THE REQUEST:
Give back the full listing verbatim, apart from its images.

__________________________________________________

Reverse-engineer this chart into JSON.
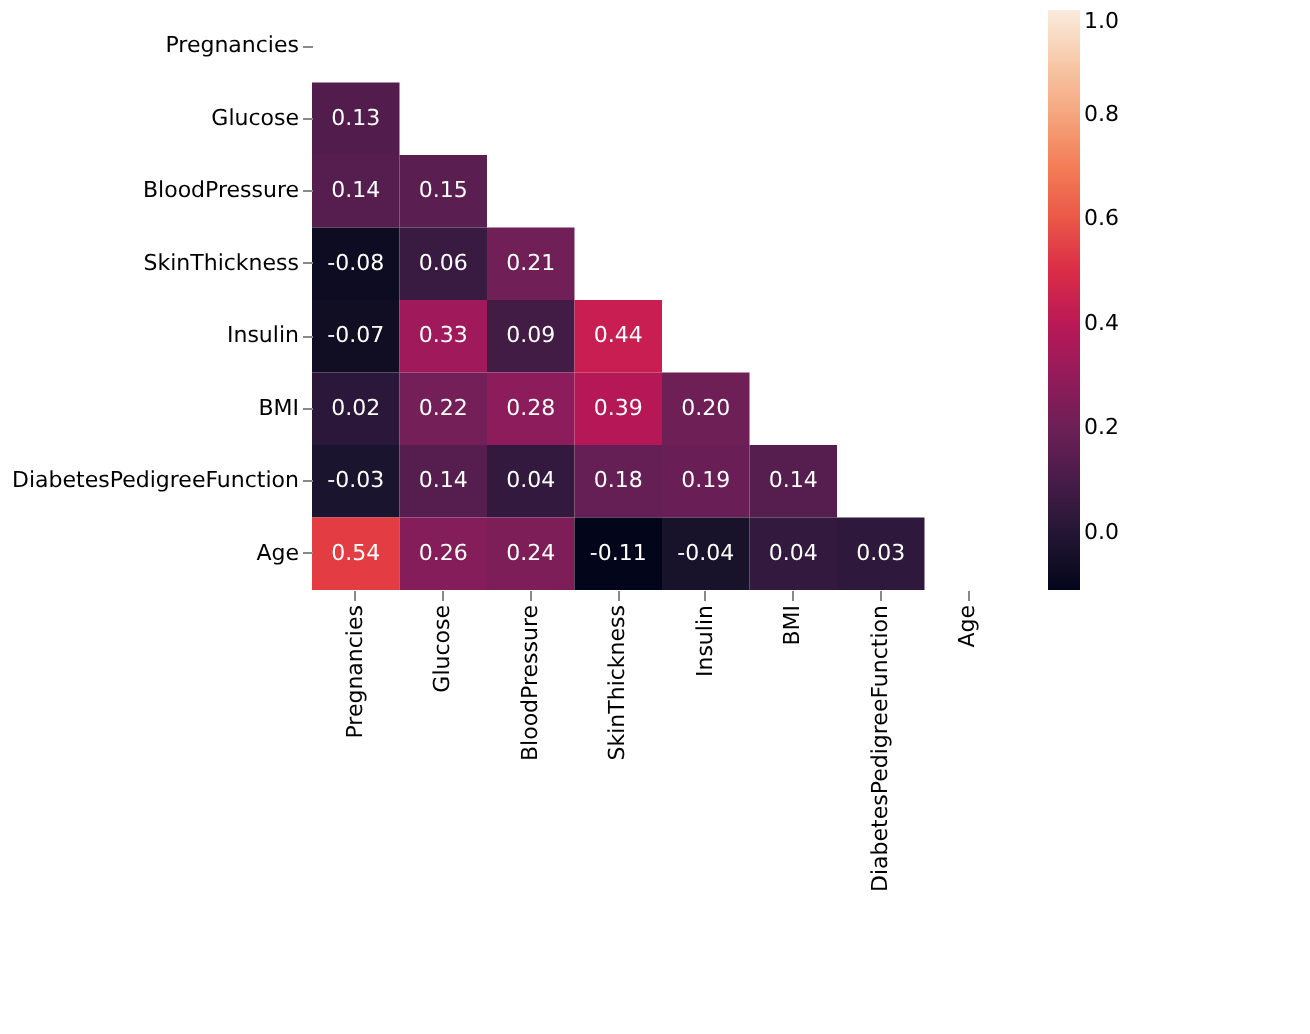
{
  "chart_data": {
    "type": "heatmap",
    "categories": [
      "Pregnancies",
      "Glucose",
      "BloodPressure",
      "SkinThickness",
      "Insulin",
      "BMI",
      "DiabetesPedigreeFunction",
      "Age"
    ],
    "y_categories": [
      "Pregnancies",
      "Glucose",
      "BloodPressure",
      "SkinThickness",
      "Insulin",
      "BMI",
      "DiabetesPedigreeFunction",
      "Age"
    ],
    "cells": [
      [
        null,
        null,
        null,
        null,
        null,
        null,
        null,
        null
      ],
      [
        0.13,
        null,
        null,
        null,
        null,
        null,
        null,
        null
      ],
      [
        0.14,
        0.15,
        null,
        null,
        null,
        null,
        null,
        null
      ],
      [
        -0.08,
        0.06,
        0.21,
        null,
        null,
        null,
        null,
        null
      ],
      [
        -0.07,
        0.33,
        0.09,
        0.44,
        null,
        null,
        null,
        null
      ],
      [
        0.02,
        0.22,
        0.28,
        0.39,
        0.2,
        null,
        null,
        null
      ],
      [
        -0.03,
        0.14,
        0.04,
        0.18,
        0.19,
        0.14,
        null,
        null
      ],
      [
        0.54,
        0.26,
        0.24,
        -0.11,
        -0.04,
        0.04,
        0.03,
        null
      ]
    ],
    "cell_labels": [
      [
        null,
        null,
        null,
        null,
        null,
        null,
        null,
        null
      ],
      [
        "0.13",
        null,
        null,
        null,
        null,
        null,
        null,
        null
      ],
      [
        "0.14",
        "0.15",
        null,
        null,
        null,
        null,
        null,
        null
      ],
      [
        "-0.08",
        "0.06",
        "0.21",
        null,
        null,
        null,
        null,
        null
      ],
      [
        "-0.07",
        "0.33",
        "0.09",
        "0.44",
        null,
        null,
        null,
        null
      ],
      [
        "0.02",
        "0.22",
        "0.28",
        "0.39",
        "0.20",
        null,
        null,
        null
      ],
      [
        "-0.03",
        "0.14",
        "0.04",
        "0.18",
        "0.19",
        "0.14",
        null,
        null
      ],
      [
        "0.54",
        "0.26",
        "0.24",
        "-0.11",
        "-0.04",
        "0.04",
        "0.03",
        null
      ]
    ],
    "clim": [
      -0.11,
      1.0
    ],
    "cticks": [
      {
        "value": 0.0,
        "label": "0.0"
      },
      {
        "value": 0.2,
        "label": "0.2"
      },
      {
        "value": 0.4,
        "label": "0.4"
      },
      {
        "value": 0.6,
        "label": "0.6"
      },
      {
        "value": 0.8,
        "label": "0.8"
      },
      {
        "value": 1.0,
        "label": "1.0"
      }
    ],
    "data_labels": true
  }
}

__________________________________________________

THE SOLUTION:
Reverse-engineer this chart into JSON.
{
  "chart_data": {
    "type": "heatmap",
    "categories": [
      "Pregnancies",
      "Glucose",
      "BloodPressure",
      "SkinThickness",
      "Insulin",
      "BMI",
      "DiabetesPedigreeFunction",
      "Age"
    ],
    "y_categories": [
      "Pregnancies",
      "Glucose",
      "BloodPressure",
      "SkinThickness",
      "Insulin",
      "BMI",
      "DiabetesPedigreeFunction",
      "Age"
    ],
    "cells": [
      [
        null,
        null,
        null,
        null,
        null,
        null,
        null,
        null
      ],
      [
        0.13,
        null,
        null,
        null,
        null,
        null,
        null,
        null
      ],
      [
        0.14,
        0.15,
        null,
        null,
        null,
        null,
        null,
        null
      ],
      [
        -0.08,
        0.06,
        0.21,
        null,
        null,
        null,
        null,
        null
      ],
      [
        -0.07,
        0.33,
        0.09,
        0.44,
        null,
        null,
        null,
        null
      ],
      [
        0.02,
        0.22,
        0.28,
        0.39,
        0.2,
        null,
        null,
        null
      ],
      [
        -0.03,
        0.14,
        0.04,
        0.18,
        0.19,
        0.14,
        null,
        null
      ],
      [
        0.54,
        0.26,
        0.24,
        -0.11,
        -0.04,
        0.04,
        0.03,
        null
      ]
    ],
    "cell_labels": [
      [
        null,
        null,
        null,
        null,
        null,
        null,
        null,
        null
      ],
      [
        "0.13",
        null,
        null,
        null,
        null,
        null,
        null,
        null
      ],
      [
        "0.14",
        "0.15",
        null,
        null,
        null,
        null,
        null,
        null
      ],
      [
        "-0.08",
        "0.06",
        "0.21",
        null,
        null,
        null,
        null,
        null
      ],
      [
        "-0.07",
        "0.33",
        "0.09",
        "0.44",
        null,
        null,
        null,
        null
      ],
      [
        "0.02",
        "0.22",
        "0.28",
        "0.39",
        "0.20",
        null,
        null,
        null
      ],
      [
        "-0.03",
        "0.14",
        "0.04",
        "0.18",
        "0.19",
        "0.14",
        null,
        null
      ],
      [
        "0.54",
        "0.26",
        "0.24",
        "-0.11",
        "-0.04",
        "0.04",
        "0.03",
        null
      ]
    ],
    "clim": [
      -0.11,
      1.0
    ],
    "cticks": [
      {
        "value": 0.0,
        "label": "0.0"
      },
      {
        "value": 0.2,
        "label": "0.2"
      },
      {
        "value": 0.4,
        "label": "0.4"
      },
      {
        "value": 0.6,
        "label": "0.6"
      },
      {
        "value": 0.8,
        "label": "0.8"
      },
      {
        "value": 1.0,
        "label": "1.0"
      }
    ],
    "data_labels": true
  }
}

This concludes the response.